--- Aim ---
Gather every line of the records that contains the word "circumferential", matching case exactly, and copy each one out in full.

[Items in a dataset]
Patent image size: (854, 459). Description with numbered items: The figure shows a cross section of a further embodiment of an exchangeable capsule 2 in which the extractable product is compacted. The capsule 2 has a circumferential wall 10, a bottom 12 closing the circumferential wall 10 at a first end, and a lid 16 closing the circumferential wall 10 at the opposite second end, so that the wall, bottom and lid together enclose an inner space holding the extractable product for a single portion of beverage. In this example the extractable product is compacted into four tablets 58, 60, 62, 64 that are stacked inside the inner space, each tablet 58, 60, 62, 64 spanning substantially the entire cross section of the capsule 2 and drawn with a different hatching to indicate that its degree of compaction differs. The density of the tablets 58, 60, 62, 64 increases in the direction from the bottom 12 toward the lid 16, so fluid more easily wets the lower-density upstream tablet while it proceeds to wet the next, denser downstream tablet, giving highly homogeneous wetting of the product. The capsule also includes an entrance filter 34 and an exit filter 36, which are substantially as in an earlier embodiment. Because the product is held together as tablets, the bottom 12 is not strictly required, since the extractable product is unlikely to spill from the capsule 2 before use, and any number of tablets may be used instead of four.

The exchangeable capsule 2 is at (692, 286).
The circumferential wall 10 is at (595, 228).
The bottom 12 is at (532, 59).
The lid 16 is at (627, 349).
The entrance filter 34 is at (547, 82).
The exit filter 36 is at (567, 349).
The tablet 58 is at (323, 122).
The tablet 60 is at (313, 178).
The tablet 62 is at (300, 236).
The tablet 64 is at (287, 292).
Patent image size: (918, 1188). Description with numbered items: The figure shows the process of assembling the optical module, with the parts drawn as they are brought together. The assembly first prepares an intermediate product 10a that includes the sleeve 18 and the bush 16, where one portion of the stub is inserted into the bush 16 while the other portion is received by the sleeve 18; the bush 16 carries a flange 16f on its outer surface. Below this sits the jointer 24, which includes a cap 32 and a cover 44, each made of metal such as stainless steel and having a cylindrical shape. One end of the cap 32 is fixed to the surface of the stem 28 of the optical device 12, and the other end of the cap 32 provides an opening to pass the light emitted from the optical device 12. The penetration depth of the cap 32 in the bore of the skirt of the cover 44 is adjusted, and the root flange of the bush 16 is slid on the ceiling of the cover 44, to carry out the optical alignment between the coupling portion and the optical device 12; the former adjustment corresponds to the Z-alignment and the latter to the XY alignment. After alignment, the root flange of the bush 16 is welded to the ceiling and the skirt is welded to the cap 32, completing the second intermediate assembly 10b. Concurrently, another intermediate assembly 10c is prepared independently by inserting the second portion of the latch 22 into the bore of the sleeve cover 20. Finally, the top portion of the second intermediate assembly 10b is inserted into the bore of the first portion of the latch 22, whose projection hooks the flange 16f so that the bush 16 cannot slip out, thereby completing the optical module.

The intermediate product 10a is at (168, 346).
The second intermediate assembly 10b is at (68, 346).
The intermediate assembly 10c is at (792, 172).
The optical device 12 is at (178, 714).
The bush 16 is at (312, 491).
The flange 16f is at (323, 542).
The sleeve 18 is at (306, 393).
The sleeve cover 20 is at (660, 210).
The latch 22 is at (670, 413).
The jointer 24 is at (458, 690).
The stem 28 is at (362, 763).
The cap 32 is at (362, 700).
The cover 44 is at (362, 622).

--- Answer to this exercise ---
Patent image size: (854, 459). Description with numbered items: The figure shows a cross section of a further embodiment of an exchangeable capsule 2 in which the extractable product is compacted. The capsule 2 has a circumferential wall 10, a bottom 12 closing the circumferential wall 10 at a first end, and a lid 16 closing the circumferential wall 10 at the opposite second end, so that the wall, bottom and lid together enclose an inner space holding the extractable product for a single portion of beverage. In this example the extractable product is compacted into four tablets 58, 60, 62, 64 that are stacked inside the inner space, each tablet 58, 60, 62, 64 spanning substantially the entire cross section of the capsule 2 and drawn with a different hatching to indicate that its degree of compaction differs. The density of the tablets 58, 60, 62, 64 increases in the direction from the bottom 12 toward the lid 16, so fluid more easily wets the lower-density upstream tablet while it proceeds to wet the next, denser downstream tablet, giving highly homogeneous wetting of the product. The capsule also includes an entrance filter 34 and an exit filter 36, which are substantially as in an earlier embodiment. Because the product is held together as tablets, the bottom 12 is not strictly required, since the extractable product is unlikely to spill from the capsule 2 before use, and any number of tablets may be used instead of four.
The circumferential wall 10 is at (595, 228).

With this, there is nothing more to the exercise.